What you have to do:
List every line in this data where the string "lanke" occurs.

Data excerpts:
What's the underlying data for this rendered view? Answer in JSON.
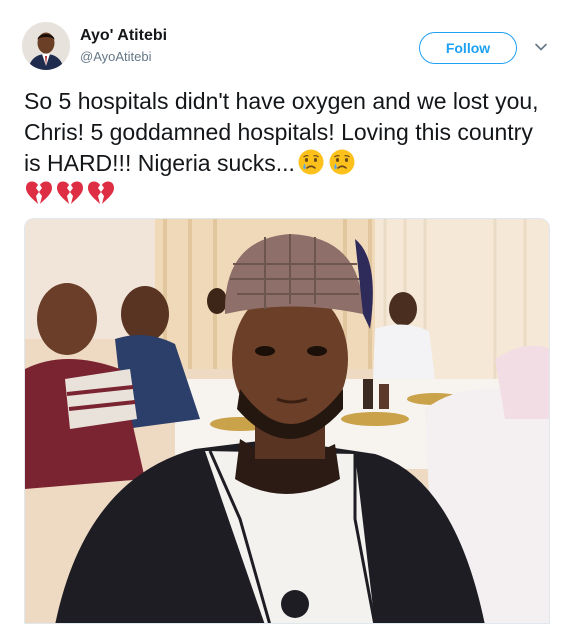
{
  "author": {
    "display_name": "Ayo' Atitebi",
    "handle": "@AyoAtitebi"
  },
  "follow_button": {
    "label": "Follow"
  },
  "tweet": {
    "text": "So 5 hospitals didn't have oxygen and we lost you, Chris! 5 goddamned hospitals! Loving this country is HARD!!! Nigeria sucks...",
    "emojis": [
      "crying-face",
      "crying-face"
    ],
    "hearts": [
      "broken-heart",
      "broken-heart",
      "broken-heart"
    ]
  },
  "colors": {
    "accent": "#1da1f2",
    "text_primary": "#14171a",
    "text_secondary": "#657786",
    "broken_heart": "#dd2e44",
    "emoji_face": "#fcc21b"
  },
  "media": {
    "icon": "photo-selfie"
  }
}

==

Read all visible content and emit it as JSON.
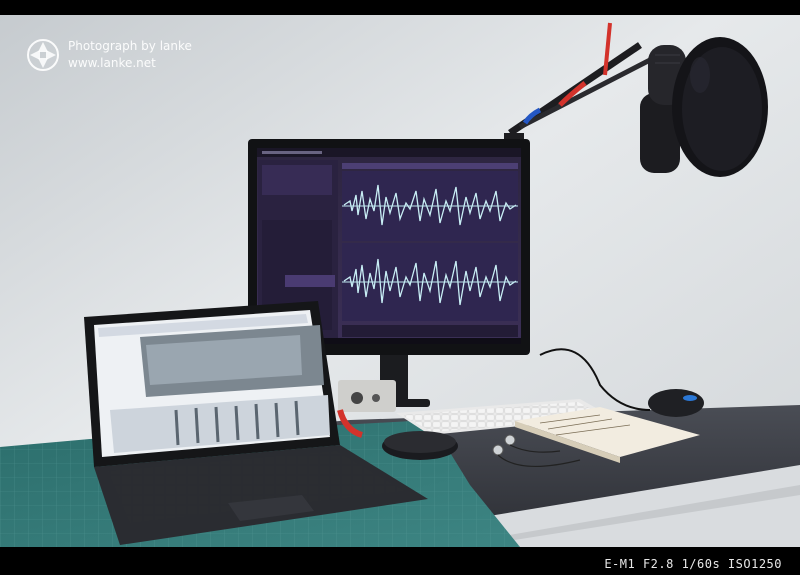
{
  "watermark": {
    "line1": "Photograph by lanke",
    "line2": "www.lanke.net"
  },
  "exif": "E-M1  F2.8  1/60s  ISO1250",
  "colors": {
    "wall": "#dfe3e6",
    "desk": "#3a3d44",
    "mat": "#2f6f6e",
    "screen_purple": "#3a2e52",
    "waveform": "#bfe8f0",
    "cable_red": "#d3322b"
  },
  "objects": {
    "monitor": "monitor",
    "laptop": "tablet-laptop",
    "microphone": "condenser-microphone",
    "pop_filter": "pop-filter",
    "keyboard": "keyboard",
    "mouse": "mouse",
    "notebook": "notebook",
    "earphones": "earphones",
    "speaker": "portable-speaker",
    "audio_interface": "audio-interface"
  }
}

* * *

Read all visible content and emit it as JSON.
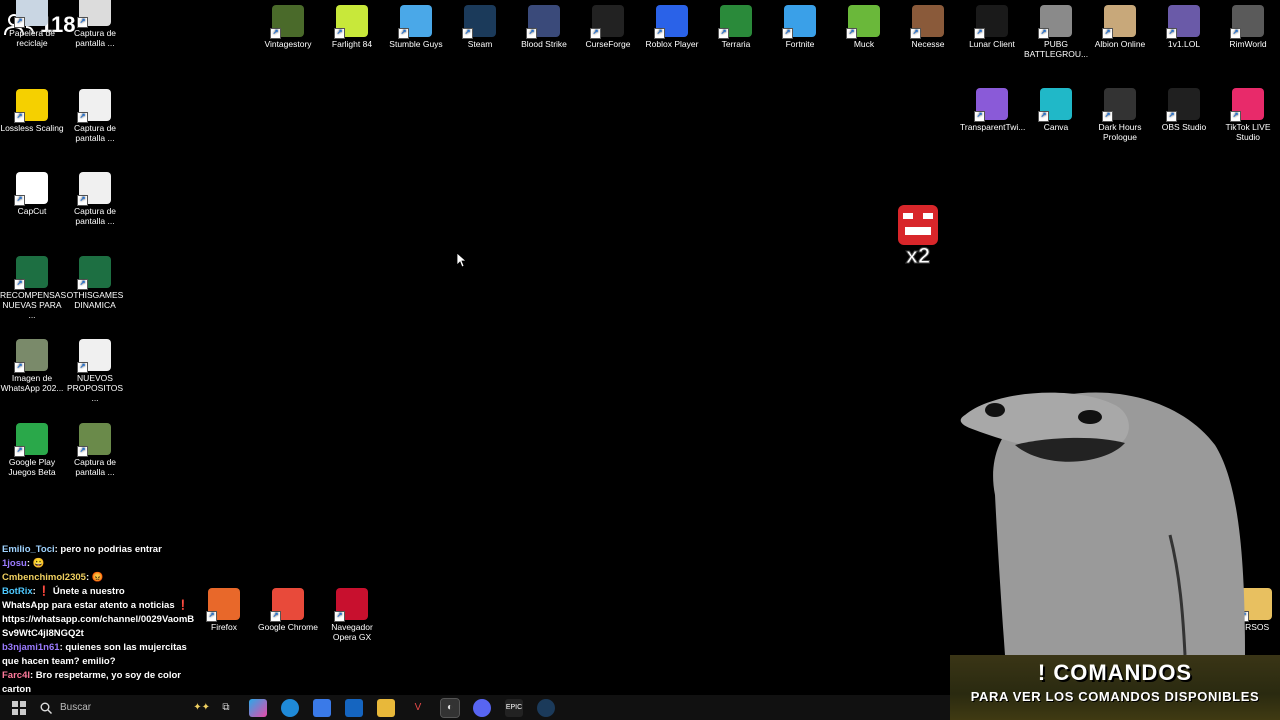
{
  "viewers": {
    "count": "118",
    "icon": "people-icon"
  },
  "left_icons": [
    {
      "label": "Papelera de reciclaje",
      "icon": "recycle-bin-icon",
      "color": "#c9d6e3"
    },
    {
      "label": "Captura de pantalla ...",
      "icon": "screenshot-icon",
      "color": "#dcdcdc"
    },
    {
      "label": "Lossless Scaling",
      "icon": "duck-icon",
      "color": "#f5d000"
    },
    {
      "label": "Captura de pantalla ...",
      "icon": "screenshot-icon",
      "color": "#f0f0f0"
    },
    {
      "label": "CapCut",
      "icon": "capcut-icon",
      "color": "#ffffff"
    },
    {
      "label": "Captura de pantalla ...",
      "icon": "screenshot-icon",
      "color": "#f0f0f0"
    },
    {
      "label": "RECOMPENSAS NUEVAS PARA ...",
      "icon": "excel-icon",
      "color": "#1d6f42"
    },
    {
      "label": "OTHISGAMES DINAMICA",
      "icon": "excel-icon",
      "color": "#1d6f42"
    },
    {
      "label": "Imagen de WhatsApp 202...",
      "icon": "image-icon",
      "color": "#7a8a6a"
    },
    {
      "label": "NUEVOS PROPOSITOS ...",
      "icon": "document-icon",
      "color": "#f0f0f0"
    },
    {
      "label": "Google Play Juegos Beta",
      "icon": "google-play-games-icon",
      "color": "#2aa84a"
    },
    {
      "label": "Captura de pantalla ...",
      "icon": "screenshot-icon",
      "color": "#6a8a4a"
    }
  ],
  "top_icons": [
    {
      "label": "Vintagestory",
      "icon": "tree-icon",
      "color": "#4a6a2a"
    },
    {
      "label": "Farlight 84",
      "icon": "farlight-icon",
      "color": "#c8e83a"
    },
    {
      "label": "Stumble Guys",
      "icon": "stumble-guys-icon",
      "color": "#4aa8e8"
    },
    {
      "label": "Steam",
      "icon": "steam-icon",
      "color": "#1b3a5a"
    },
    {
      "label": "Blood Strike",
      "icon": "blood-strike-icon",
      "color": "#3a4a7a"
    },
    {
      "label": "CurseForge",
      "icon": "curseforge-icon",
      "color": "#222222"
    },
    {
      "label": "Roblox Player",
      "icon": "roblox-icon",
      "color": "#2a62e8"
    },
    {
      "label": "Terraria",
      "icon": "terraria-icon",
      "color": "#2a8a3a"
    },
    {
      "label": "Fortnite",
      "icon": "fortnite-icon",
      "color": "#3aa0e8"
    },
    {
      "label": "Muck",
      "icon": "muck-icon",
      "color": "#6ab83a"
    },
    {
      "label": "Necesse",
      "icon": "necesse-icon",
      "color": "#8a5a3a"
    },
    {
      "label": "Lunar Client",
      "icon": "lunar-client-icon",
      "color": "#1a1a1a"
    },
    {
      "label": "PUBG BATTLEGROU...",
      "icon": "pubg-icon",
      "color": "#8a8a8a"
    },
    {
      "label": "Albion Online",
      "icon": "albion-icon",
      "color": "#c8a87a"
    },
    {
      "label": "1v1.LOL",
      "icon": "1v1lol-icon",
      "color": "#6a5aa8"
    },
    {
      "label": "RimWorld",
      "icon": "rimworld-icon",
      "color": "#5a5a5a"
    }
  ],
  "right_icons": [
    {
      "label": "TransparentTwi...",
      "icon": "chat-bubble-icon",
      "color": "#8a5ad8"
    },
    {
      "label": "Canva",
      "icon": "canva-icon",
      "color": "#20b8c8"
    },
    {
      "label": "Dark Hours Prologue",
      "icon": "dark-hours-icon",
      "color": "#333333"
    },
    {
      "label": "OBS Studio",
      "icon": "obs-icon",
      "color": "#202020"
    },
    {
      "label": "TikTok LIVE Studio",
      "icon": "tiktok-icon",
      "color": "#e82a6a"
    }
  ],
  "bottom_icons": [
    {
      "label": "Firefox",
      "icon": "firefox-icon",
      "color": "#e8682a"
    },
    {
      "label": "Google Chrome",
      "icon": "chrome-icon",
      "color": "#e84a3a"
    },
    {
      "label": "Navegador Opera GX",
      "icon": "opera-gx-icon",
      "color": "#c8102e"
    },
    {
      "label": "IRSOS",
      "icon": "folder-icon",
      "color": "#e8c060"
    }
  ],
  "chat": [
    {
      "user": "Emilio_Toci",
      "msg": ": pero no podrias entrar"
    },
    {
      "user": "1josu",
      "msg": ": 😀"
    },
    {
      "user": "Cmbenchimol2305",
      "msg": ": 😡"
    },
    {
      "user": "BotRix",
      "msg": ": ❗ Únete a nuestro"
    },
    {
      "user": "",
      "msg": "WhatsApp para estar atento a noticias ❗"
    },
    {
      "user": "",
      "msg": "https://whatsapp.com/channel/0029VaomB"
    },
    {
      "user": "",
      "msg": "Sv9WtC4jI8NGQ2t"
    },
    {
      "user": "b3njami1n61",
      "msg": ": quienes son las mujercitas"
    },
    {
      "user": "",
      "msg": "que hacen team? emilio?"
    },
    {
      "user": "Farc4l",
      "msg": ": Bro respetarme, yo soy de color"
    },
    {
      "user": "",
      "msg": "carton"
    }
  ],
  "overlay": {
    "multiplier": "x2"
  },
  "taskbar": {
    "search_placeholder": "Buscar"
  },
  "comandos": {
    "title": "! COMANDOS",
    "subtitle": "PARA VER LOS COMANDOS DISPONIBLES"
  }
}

In response:
    "line1": "Photograph by lanke",
    "line2": "www.lanke.net"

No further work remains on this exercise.